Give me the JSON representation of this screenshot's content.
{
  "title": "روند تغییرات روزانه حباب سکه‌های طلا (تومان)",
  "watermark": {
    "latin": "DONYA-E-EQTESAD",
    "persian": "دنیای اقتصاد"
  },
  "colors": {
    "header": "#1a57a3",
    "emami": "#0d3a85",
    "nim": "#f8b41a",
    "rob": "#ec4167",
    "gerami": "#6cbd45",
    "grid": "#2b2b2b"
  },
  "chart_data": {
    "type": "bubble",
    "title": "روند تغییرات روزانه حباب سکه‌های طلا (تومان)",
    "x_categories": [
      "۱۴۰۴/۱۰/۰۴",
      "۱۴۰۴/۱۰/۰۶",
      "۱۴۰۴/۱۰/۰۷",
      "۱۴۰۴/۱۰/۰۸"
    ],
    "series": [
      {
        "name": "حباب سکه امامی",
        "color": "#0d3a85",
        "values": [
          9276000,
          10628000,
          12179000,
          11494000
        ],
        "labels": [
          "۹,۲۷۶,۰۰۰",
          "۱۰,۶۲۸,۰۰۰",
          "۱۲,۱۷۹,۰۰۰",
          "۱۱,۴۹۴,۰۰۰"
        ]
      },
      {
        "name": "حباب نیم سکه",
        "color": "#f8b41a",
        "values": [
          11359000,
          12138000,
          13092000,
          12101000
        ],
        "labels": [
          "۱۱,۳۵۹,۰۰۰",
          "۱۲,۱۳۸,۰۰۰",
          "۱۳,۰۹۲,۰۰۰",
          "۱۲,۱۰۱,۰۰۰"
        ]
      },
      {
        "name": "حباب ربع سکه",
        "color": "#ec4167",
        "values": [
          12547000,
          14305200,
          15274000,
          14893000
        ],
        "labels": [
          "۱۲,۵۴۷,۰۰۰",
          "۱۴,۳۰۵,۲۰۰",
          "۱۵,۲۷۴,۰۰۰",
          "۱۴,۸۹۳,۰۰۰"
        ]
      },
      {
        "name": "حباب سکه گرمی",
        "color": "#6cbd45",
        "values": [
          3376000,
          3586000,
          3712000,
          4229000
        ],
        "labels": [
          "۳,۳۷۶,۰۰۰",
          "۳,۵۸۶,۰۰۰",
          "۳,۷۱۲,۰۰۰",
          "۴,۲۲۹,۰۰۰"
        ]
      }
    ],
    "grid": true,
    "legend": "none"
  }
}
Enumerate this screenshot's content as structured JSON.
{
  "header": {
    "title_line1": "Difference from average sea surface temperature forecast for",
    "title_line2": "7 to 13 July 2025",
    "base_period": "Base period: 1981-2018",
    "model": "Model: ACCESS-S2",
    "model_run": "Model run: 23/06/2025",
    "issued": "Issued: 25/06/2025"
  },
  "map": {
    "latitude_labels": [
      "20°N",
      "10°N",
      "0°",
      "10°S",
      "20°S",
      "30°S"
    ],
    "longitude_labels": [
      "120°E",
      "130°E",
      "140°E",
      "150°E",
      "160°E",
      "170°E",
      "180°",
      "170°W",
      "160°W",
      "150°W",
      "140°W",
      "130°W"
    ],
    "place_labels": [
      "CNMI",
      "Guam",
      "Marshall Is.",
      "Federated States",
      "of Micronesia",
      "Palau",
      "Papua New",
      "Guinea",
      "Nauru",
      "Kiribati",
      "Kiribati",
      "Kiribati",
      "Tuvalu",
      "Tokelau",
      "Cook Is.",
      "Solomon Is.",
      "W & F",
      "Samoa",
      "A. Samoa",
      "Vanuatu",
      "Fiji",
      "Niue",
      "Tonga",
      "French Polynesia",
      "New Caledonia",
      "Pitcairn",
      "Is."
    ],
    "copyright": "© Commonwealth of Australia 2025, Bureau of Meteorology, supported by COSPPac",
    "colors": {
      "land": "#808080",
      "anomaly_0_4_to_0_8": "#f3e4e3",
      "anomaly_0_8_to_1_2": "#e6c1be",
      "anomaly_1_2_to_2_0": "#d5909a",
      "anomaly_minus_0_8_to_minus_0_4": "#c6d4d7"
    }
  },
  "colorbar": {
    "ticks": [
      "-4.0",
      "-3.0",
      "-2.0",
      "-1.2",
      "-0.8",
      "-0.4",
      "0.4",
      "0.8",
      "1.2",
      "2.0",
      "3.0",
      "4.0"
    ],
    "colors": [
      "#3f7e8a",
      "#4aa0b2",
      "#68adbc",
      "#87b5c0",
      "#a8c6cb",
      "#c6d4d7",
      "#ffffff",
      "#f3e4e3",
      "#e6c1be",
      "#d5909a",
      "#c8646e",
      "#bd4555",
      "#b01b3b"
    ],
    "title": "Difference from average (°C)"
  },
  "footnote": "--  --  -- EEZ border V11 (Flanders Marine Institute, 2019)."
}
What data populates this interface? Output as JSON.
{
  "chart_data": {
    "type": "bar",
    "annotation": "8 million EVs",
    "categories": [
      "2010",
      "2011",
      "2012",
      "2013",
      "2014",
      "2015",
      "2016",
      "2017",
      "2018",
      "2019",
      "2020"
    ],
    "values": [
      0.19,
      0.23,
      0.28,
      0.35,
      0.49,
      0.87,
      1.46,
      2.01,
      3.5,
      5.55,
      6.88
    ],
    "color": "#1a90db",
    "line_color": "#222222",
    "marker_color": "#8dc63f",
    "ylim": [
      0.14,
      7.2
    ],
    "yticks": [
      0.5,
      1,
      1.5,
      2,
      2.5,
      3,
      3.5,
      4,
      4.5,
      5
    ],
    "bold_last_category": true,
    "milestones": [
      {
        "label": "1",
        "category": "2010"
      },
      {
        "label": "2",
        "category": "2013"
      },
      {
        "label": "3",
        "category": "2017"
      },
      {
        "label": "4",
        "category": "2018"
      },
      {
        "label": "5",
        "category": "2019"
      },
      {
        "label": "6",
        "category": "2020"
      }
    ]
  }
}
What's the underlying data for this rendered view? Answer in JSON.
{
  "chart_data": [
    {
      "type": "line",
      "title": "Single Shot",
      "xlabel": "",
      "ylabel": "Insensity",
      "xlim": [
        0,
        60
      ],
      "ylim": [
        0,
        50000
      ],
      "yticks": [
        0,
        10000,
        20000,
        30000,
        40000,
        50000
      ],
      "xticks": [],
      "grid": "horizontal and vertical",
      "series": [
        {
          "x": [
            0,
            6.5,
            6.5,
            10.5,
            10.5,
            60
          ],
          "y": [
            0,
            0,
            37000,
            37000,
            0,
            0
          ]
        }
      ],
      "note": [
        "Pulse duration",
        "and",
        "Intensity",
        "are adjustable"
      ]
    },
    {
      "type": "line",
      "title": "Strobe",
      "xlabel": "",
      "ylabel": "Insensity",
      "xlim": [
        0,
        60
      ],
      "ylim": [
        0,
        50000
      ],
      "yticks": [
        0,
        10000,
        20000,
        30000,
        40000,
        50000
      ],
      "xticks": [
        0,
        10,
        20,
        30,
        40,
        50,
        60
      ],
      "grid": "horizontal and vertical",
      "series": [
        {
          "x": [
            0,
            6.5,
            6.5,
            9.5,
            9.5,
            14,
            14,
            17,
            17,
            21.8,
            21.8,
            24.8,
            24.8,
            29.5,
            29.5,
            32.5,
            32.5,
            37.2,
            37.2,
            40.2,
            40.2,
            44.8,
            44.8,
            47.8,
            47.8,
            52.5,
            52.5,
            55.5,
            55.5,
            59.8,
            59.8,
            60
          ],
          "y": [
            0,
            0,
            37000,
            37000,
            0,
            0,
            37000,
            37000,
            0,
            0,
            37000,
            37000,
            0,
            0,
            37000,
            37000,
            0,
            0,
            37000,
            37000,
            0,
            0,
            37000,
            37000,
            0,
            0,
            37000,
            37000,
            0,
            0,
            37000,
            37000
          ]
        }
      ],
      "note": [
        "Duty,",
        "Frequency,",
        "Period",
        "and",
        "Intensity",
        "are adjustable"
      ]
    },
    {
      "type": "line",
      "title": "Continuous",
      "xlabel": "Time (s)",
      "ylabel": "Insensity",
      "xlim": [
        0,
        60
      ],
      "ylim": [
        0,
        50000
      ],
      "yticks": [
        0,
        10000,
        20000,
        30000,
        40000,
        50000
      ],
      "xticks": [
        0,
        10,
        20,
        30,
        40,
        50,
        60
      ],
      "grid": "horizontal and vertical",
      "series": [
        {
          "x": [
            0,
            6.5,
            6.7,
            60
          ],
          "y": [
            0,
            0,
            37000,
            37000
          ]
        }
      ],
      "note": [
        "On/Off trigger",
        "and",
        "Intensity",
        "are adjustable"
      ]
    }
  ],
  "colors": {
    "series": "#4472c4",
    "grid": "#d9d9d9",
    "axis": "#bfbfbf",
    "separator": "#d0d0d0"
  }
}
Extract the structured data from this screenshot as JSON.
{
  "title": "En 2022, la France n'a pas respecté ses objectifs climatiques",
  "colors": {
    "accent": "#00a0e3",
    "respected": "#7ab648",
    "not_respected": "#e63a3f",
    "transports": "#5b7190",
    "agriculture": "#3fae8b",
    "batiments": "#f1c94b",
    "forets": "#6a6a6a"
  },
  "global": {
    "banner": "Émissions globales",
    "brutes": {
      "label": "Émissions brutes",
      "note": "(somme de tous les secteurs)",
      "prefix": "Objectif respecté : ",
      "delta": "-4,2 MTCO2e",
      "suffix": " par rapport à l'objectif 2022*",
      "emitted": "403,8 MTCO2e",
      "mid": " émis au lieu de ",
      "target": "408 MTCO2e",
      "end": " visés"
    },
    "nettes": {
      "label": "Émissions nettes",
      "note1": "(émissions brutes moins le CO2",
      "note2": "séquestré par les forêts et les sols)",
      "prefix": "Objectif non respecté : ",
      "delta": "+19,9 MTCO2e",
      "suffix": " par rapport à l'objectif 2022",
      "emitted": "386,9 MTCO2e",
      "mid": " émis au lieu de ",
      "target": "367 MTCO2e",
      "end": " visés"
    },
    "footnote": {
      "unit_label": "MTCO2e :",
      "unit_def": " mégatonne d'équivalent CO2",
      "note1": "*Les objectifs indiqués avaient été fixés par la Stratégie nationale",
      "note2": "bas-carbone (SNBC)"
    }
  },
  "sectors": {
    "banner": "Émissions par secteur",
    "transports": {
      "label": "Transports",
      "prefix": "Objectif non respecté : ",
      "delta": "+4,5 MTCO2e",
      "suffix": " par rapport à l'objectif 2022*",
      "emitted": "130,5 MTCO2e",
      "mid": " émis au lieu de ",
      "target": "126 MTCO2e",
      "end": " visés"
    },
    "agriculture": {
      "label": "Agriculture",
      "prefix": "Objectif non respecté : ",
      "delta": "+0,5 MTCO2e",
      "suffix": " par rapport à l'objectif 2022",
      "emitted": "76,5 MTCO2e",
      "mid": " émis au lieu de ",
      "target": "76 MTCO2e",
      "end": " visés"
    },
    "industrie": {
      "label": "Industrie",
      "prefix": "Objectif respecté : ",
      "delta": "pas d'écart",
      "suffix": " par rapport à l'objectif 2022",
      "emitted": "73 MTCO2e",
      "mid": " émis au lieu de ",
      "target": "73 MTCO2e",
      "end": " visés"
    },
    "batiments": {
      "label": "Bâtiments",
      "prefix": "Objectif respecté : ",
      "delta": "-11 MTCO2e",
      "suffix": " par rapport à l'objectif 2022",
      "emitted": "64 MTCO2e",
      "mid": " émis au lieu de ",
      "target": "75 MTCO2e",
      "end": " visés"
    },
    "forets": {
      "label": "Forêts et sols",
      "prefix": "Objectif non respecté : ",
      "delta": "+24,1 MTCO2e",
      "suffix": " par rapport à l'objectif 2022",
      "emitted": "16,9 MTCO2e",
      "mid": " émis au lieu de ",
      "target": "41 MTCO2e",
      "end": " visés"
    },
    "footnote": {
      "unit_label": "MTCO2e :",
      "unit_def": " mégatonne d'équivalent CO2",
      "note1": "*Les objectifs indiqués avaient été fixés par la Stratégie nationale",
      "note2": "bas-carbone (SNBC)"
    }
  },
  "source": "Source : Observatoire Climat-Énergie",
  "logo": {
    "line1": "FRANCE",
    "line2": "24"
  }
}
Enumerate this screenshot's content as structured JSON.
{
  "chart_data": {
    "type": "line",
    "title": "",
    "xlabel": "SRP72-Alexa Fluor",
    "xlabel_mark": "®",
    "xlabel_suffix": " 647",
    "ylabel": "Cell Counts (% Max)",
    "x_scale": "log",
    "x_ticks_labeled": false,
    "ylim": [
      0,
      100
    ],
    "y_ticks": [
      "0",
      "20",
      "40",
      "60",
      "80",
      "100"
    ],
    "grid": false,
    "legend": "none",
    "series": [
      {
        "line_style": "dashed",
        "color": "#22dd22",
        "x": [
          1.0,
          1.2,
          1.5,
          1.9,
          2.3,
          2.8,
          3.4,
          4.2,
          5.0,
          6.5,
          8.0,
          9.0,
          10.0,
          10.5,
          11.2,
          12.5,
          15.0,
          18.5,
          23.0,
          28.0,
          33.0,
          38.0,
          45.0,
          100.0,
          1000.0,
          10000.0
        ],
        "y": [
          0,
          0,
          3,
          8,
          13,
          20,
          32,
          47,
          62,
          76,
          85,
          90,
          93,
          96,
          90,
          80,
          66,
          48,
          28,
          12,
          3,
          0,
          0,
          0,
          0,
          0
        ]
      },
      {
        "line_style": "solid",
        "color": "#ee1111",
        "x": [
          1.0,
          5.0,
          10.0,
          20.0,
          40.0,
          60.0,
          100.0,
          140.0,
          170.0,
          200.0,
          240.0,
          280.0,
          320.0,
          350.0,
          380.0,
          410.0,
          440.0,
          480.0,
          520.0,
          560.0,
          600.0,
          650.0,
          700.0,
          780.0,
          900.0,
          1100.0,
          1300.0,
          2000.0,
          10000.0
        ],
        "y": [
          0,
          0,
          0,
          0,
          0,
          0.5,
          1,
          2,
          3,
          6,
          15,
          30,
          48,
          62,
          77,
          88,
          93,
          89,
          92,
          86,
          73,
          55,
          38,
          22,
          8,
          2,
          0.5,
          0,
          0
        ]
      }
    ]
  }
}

━━━━━━━━

*Goal:* Locate each line containing the string "روزانه" and show it.

*Response to the exercise:*
  "title": "روند تغییرات روزانه حباب سکه‌های طلا (تومان)",
    "title": "روند تغییرات روزانه حباب سکه‌های طلا (تومان)",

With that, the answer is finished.